■ Given task ■
Take the line that contains "OCR this image." as the first and the last line of the material as the final one; set down exactly the lines in that span.
** START Given records **
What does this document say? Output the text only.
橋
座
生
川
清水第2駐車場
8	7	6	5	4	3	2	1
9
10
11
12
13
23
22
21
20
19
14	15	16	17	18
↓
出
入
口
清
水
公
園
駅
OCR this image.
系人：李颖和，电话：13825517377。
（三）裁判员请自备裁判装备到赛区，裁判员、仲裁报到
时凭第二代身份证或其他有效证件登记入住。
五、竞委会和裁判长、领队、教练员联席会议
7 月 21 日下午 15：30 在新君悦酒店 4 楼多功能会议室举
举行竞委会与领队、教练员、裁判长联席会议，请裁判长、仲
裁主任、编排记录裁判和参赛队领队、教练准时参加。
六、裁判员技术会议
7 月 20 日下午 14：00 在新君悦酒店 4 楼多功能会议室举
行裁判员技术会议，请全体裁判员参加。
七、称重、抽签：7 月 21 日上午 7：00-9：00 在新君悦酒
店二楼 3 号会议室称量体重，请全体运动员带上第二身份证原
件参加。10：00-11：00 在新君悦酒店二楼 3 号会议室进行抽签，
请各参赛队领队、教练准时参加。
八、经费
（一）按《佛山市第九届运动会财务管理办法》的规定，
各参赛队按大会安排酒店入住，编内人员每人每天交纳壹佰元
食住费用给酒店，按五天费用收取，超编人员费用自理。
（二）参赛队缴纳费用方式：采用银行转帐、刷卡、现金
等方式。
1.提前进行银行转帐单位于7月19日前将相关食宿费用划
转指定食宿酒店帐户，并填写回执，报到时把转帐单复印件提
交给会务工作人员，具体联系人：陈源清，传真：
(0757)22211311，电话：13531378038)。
** END Given records **
■ Result below ■
OCR this image.
系人：李颖和，电话：13825517377。
（三）裁判员请自备裁判装备到赛区，裁判员、仲裁报到
时凭第二代身份证或其他有效证件登记入住。
五、竞委会和裁判长、领队、教练员联席会议
7 月 21 日下午 15：30 在新君悦酒店 4 楼多功能会议室举
举行竞委会与领队、教练员、裁判长联席会议，请裁判长、仲
裁主任、编排记录裁判和参赛队领队、教练准时参加。
六、裁判员技术会议
7 月 20 日下午 14：00 在新君悦酒店 4 楼多功能会议室举
行裁判员技术会议，请全体裁判员参加。
七、称重、抽签：7 月 21 日上午 7：00-9：00 在新君悦酒
店二楼 3 号会议室称量体重，请全体运动员带上第二身份证原
件参加。10：00-11：00 在新君悦酒店二楼 3 号会议室进行抽签，
请各参赛队领队、教练准时参加。
八、经费
（一）按《佛山市第九届运动会财务管理办法》的规定，
各参赛队按大会安排酒店入住，编内人员每人每天交纳壹佰元
食住费用给酒店，按五天费用收取，超编人员费用自理。
（二）参赛队缴纳费用方式：采用银行转帐、刷卡、现金
等方式。
1.提前进行银行转帐单位于7月19日前将相关食宿费用划
转指定食宿酒店帐户，并填写回执，报到时把转帐单复印件提
交给会务工作人员，具体联系人：陈源清，传真：
(0757)22211311，电话：13531378038)。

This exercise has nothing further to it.